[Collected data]
════════
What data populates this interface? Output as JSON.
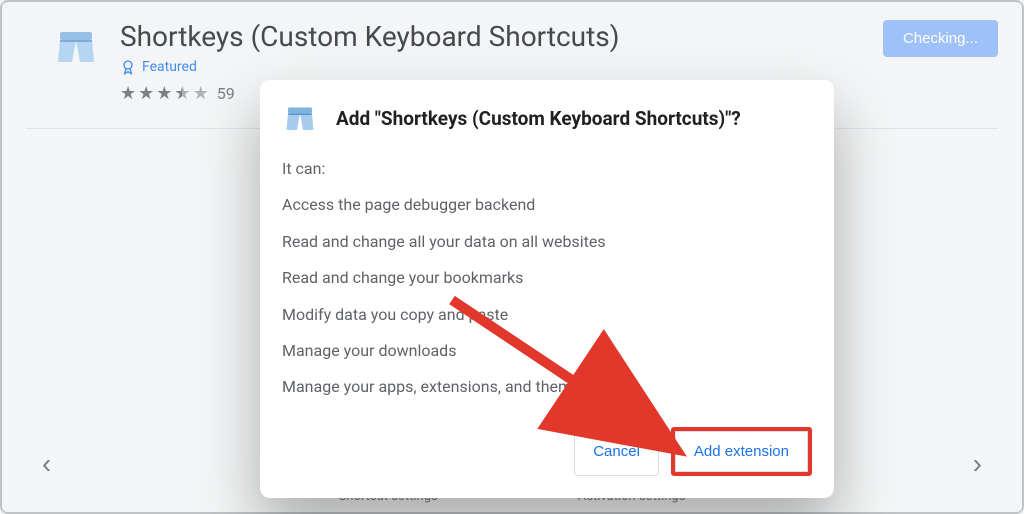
{
  "header": {
    "title": "Shortkeys (Custom Keyboard Shortcuts)",
    "featured_label": "Featured",
    "rating": 3.5,
    "rating_count_partial": "59",
    "checking_label": "Checking..."
  },
  "carousel": {
    "prev": "‹",
    "next": "›",
    "captions": [
      "Shortcut settings",
      "Activation settings"
    ]
  },
  "modal": {
    "title": "Add \"Shortkeys (Custom Keyboard Shortcuts)\"?",
    "intro": "It can:",
    "permissions": [
      "Access the page debugger backend",
      "Read and change all your data on all websites",
      "Read and change your bookmarks",
      "Modify data you copy and paste",
      "Manage your downloads",
      "Manage your apps, extensions, and themes"
    ],
    "cancel_label": "Cancel",
    "confirm_label": "Add extension"
  }
}
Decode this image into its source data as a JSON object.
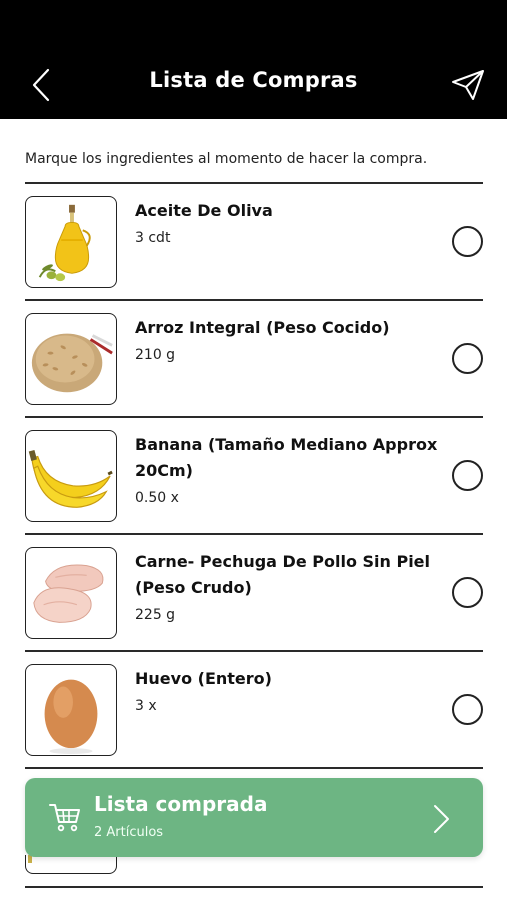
{
  "header": {
    "title": "Lista de Compras",
    "back_icon": "chevron-left-icon",
    "send_icon": "paper-plane-icon"
  },
  "instruction": "Marque los ingredientes al momento de hacer la compra.",
  "items": [
    {
      "name": "Aceite De Oliva",
      "qty": "3 cdt",
      "image": "olive-oil-bottle",
      "checked": false
    },
    {
      "name": "Arroz Integral (Peso Cocido)",
      "qty": "210 g",
      "image": "brown-rice",
      "checked": false
    },
    {
      "name": "Banana (Tamaño Mediano Approx 20Cm)",
      "qty": "0.50 x",
      "image": "bananas",
      "checked": false
    },
    {
      "name": "Carne- Pechuga De Pollo Sin Piel (Peso Crudo)",
      "qty": "225 g",
      "image": "chicken-breast",
      "checked": false
    },
    {
      "name": "Huevo (Entero)",
      "qty": "3 x",
      "image": "egg",
      "checked": false
    }
  ],
  "purchased_bar": {
    "title": "Lista comprada",
    "subtitle": "2 Artículos",
    "icon": "cart-icon",
    "color": "#6db583"
  },
  "colors": {
    "header_bg": "#000000",
    "accent_green": "#6db583",
    "divider": "#2a2a2a"
  }
}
════════
### [Requirement]
Copy out all the entries exactly. Images stay out of the copy.

### [Task response]
What data populates this interface? Output as JSON.
{
  "header": {
    "title": "Shortkeys (Custom Keyboard Shortcuts)",
    "featured_label": "Featured",
    "rating": 3.5,
    "rating_count_partial": "59",
    "checking_label": "Checking..."
  },
  "carousel": {
    "prev": "‹",
    "next": "›",
    "captions": [
      "Shortcut settings",
      "Activation settings"
    ]
  },
  "modal": {
    "title": "Add \"Shortkeys (Custom Keyboard Shortcuts)\"?",
    "intro": "It can:",
    "permissions": [
      "Access the page debugger backend",
      "Read and change all your data on all websites",
      "Read and change your bookmarks",
      "Modify data you copy and paste",
      "Manage your downloads",
      "Manage your apps, extensions, and themes"
    ],
    "cancel_label": "Cancel",
    "confirm_label": "Add extension"
  }
}
Decode this image into its source data as a JSON object.
{
  "header": {
    "title": "Lista de Compras",
    "back_icon": "chevron-left-icon",
    "send_icon": "paper-plane-icon"
  },
  "instruction": "Marque los ingredientes al momento de hacer la compra.",
  "items": [
    {
      "name": "Aceite De Oliva",
      "qty": "3 cdt",
      "image": "olive-oil-bottle",
      "checked": false
    },
    {
      "name": "Arroz Integral (Peso Cocido)",
      "qty": "210 g",
      "image": "brown-rice",
      "checked": false
    },
    {
      "name": "Banana (Tamaño Mediano Approx 20Cm)",
      "qty": "0.50 x",
      "image": "bananas",
      "checked": false
    },
    {
      "name": "Carne- Pechuga De Pollo Sin Piel (Peso Crudo)",
      "qty": "225 g",
      "image": "chicken-breast",
      "checked": false
    },
    {
      "name": "Huevo (Entero)",
      "qty": "3 x",
      "image": "egg",
      "checked": false
    }
  ],
  "purchased_bar": {
    "title": "Lista comprada",
    "subtitle": "2 Artículos",
    "icon": "cart-icon",
    "color": "#6db583"
  },
  "colors": {
    "header_bg": "#000000",
    "accent_green": "#6db583",
    "divider": "#2a2a2a"
  }
}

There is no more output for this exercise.